TASKS TO COMPLETE »
**a.** Reproduce the part of the newsletter text on trading platform design that runs between "With the arrival" and "relatively short time.", inclusive.
**b.** Continue the newsletter text on design for trading platforms, starting after its final sentence.

Welcome back to the thirty-first Design at Scale™ Newsletter – focusing on innovation and how design drives change in a large organisation or an agency.

Trading has always been a little mysterious to people outside of financial environments. As the world remains in the numbers we have seen, we have seen very little design over the last 40 years. The majority of trading platforms are highly regulated entities, and therefore, it becomes very difficult to update them.

Often, we see that our colleagues are facing complex challenges stemming from an insufficient layout, lengthy user flows, and complex structures, all of which hinder the development of a simple yet profoundly impactful user interface for trading platforms.

With the arrival of a new wave of digital services that allow online micro-trading, we start experiencing a new wave of user interface that's allowing a relatively high volume of traits to be adjusted in sequence and processed through a new set of tools that are simple to operate and reach desirable outcomes in a relatively short time.

This pressure of micro-finance is coming to these big trading platforms. The challenge is similar: an extensive number of trades in a sequence. The difference lies in the legislative requirements between the countries and how each financial house operates. And that is why all regulated banks start bringing in design professionals who specialise in design systems architecture and design thinking to, in some way, challenge and adjust the existing environments to new workflows.

(Stored entries)

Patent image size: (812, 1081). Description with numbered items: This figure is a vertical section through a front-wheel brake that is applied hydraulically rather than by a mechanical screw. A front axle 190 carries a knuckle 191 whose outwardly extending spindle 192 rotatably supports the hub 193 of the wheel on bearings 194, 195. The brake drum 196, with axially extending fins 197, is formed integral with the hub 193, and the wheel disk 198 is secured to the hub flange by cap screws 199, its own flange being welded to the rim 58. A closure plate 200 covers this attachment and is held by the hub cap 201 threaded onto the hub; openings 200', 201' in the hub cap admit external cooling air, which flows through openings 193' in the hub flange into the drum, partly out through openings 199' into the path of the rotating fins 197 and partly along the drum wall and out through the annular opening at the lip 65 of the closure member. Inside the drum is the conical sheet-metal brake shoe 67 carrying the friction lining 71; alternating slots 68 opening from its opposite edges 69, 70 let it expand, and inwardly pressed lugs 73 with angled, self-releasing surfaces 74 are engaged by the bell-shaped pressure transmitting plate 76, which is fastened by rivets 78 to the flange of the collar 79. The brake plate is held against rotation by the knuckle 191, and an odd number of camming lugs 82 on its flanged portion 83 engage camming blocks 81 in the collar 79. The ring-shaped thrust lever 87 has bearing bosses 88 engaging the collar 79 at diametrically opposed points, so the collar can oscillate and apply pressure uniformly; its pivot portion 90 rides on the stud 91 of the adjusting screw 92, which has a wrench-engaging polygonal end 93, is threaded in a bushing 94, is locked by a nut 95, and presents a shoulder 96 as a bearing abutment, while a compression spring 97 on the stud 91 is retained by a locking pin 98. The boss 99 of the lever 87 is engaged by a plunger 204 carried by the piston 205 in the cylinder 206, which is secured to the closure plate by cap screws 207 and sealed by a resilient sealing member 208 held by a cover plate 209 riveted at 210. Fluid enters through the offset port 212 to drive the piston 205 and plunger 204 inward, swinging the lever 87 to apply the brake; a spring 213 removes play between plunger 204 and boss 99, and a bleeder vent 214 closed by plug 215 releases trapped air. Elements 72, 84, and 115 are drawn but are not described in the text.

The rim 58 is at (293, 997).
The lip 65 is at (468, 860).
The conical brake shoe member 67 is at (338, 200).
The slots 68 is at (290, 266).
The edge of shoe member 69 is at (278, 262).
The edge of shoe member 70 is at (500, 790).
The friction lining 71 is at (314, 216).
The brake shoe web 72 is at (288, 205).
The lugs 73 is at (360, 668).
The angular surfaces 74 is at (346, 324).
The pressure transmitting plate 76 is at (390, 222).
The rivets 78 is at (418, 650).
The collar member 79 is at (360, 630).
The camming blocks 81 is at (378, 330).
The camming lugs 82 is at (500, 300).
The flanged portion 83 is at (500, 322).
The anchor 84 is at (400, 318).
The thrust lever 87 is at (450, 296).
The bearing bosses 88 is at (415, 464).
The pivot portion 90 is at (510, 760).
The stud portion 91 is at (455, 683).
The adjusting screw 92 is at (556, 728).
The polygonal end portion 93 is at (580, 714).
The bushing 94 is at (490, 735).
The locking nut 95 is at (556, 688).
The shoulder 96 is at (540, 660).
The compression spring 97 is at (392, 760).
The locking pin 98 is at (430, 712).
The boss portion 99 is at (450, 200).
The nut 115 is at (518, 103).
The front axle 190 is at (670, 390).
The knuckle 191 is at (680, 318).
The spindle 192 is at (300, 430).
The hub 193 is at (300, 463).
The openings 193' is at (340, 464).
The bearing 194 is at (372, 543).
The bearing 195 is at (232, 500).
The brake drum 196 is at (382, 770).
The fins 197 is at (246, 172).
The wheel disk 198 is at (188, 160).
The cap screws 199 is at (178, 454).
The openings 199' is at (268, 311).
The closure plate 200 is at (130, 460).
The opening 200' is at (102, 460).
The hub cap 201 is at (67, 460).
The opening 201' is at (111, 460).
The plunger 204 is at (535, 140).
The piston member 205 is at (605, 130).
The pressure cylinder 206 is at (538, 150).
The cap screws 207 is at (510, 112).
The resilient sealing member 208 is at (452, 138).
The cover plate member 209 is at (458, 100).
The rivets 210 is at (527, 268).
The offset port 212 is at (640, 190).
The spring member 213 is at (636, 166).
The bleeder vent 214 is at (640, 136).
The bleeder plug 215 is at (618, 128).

RESULTS OF THE TASKS »
**a.**
With the arrival of a new wave of digital services that allow online micro-trading, we start experiencing a new wave of user interface that's allowing a relatively high volume of traits to be adjusted in sequence and processed through a new set of tools that are simple to operate and reach desirable outcomes in a relatively short time.

**b.**
Ultimately, we have reached the point where our development teams no longer drive the user interface and user experience decisions in silos, and where the collaboration between design thinking, service design and product design delivery works in cohesion to profoundly impact the decisions and agreements of simplifying the user flow that drives the impact of this trading platform.

Quite rightly, if you want to trade within the 10 of thousands of Euro or USD, the regulatory requirements will be relatively straightforward. If your business, however, operates with trading assets exceeding $25 million, especially across different continents, such as EMEA and NA, let alone APAC, the complexity of the financial agreements between these institutions can become quite challenging. Now the challenge does not come with. The trades themselves, but getting onboarded onto such a platform can be quite a lengthy and time-consuming process.

It is a significant exercise of so-called KYC, meaning "Know Your Customer". Onboarding usually took up to 170 days. You might ask, why? Why do we need such a long time to onboard the client?

It is not necessary to address the business account name or the address of your organisation. It is more a matter of the trading agreements between countries and verifying all legislative requirements that enable you, the organisation, to hold a disposable amount of assets for trading purposes.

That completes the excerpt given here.